What the task asks
Read through the records below and copy each line that uses the word "Marketing".

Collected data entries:
..........
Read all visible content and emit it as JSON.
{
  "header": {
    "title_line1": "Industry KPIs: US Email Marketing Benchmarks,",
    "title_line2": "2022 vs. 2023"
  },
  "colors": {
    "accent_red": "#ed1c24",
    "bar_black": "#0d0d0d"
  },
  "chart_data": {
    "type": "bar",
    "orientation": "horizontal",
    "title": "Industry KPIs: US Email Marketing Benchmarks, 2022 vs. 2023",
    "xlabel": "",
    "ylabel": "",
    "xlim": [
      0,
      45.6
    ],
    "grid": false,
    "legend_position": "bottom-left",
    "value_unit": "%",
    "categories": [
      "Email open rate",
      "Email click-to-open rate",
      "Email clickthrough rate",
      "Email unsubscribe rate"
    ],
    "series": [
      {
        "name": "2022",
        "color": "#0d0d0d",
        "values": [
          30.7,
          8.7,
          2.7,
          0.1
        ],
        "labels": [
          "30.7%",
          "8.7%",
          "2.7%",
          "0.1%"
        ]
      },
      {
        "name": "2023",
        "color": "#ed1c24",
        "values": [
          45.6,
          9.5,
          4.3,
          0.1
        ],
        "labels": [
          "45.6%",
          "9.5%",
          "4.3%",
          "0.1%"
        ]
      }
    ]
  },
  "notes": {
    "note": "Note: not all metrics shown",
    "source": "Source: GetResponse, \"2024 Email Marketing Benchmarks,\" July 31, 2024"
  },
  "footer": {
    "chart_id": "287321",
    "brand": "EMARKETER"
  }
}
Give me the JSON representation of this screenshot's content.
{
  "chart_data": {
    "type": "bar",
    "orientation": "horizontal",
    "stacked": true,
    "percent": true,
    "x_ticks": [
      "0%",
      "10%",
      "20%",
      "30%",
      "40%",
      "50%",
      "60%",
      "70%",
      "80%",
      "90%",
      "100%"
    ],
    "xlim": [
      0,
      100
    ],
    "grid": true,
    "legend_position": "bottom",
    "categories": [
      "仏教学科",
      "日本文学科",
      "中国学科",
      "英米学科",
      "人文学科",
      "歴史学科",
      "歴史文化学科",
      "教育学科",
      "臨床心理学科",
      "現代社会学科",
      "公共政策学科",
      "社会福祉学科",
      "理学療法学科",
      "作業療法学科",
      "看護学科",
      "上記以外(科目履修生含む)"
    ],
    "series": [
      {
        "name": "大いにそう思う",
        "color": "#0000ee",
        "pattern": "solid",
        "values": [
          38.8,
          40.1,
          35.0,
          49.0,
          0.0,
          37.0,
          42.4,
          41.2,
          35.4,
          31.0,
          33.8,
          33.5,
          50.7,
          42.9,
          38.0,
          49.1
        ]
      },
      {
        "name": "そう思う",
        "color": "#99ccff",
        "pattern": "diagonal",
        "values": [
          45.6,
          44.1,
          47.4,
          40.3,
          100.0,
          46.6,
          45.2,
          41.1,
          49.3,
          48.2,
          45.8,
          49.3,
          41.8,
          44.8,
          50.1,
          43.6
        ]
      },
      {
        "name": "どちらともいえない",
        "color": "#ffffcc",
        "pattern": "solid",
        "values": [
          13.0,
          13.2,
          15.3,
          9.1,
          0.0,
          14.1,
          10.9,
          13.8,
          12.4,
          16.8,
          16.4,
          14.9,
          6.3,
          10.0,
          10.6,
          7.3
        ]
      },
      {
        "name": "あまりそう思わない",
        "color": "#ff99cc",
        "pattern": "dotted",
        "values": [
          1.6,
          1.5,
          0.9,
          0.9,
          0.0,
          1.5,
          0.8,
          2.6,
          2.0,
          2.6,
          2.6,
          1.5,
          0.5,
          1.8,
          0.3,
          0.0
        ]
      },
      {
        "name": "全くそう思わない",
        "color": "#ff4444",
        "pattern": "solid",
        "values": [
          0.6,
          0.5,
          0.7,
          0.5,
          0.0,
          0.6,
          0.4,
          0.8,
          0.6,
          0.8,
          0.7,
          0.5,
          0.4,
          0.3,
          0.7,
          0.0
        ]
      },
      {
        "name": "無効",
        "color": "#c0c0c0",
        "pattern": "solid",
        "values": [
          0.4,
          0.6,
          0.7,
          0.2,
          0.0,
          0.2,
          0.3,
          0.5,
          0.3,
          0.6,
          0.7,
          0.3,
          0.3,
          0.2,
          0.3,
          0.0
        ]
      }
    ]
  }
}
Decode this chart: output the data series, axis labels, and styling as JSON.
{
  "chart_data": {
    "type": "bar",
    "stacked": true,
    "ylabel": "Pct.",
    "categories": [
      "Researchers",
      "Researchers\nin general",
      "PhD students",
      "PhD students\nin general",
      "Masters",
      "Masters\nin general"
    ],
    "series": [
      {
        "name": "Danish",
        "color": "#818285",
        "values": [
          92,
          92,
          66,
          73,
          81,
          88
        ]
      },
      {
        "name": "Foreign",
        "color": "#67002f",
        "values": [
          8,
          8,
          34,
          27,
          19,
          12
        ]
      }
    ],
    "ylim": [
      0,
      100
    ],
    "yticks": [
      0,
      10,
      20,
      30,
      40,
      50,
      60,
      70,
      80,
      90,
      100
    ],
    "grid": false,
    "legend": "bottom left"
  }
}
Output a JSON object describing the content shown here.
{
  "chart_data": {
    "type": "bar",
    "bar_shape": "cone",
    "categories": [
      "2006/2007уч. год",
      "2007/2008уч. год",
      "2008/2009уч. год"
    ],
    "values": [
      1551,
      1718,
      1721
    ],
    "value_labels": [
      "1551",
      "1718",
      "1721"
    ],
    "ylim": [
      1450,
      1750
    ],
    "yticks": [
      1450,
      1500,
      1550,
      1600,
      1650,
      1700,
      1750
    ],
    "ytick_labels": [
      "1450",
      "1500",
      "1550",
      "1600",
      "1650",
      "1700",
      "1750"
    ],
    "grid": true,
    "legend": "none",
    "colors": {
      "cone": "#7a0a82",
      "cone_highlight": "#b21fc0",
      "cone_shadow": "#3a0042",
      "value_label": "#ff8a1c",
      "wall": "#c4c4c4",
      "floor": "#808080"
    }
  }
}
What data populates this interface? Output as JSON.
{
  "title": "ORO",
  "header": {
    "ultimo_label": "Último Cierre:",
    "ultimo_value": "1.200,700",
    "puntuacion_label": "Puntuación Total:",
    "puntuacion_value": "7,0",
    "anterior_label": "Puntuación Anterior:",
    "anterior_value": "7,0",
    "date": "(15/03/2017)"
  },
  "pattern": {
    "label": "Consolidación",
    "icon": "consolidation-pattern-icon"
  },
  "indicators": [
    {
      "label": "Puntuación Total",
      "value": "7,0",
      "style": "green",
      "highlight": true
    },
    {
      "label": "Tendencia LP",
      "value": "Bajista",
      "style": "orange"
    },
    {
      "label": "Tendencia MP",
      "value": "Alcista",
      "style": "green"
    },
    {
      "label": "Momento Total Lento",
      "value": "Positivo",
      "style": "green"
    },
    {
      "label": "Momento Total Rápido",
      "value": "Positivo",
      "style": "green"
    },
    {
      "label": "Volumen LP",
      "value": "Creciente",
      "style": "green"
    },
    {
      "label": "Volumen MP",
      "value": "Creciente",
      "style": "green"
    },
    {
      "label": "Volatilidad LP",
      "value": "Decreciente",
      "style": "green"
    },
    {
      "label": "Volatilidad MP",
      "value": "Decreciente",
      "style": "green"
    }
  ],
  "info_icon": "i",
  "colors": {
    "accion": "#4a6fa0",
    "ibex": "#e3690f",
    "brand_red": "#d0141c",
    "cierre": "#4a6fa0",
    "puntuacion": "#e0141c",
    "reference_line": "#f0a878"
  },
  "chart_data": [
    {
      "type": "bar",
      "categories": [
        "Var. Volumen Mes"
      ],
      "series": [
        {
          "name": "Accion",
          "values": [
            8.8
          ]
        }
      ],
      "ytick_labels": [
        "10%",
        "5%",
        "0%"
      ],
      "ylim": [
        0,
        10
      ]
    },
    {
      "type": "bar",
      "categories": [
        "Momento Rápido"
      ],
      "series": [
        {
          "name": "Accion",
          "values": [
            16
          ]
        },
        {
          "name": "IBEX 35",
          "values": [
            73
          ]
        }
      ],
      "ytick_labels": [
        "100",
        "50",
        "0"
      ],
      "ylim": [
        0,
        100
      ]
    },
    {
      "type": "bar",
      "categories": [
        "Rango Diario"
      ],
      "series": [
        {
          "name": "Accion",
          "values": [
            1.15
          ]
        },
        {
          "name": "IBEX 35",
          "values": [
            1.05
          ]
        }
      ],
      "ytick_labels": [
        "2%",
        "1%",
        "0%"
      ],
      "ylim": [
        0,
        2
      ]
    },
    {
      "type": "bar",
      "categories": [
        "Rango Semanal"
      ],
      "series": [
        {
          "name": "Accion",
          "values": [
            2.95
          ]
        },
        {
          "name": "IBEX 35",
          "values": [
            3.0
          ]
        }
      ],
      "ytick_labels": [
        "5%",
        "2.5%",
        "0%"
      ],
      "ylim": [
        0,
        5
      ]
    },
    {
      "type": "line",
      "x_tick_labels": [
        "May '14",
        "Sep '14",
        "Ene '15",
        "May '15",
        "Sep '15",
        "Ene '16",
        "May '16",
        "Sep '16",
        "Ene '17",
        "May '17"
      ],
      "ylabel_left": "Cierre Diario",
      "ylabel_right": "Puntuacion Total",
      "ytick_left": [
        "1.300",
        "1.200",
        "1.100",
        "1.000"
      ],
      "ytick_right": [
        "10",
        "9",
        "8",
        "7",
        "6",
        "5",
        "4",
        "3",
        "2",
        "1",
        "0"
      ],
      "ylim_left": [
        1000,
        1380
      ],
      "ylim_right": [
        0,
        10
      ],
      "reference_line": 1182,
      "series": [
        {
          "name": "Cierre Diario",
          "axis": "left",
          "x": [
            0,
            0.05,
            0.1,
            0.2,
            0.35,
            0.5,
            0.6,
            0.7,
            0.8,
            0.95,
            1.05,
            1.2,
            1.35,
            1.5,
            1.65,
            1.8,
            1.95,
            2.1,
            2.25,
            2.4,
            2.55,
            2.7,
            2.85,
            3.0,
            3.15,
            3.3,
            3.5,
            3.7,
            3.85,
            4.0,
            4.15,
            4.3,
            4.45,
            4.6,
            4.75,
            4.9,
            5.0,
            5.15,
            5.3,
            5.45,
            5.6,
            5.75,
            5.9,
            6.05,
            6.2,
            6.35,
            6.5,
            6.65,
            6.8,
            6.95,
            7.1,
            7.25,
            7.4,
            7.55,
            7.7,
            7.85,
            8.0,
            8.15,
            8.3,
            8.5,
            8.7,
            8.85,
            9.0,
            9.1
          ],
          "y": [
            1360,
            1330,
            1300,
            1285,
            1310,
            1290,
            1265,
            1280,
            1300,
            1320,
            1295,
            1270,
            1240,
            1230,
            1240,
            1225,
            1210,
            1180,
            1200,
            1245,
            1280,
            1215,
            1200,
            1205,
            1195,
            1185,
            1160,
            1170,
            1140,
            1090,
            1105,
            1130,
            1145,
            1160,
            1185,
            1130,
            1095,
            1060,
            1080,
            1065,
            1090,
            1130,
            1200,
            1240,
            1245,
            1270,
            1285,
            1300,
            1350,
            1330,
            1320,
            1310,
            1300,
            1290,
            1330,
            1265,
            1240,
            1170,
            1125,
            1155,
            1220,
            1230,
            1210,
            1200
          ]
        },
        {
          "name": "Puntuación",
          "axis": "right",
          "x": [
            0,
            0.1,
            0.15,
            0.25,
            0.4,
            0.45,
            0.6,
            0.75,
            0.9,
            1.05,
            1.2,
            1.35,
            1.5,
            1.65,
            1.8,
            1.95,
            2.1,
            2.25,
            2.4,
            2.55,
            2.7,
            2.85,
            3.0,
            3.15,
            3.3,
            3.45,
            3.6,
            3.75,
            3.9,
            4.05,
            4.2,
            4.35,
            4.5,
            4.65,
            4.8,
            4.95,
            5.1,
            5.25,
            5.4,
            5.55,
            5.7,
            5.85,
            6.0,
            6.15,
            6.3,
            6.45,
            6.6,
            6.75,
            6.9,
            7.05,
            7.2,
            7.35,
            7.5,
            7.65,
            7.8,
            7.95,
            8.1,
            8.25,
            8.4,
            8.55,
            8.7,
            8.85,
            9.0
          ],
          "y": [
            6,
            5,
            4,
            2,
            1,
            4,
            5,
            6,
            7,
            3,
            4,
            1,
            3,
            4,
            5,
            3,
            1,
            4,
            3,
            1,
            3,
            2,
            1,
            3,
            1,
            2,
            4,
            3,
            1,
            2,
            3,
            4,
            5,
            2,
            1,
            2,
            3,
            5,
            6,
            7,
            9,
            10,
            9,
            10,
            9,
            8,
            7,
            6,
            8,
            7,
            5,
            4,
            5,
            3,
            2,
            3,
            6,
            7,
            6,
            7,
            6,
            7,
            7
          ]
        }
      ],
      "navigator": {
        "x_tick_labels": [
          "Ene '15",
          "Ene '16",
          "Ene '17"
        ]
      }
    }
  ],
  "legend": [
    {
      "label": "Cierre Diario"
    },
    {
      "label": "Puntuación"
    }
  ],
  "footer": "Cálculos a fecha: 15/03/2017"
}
..........
The solution
    "title_line1": "Industry KPIs: US Email Marketing Benchmarks,",
    "title": "Industry KPIs: US Email Marketing Benchmarks, 2022 vs. 2023",
    "source": "Source: GetResponse, \"2024 Email Marketing Benchmarks,\" July 31, 2024"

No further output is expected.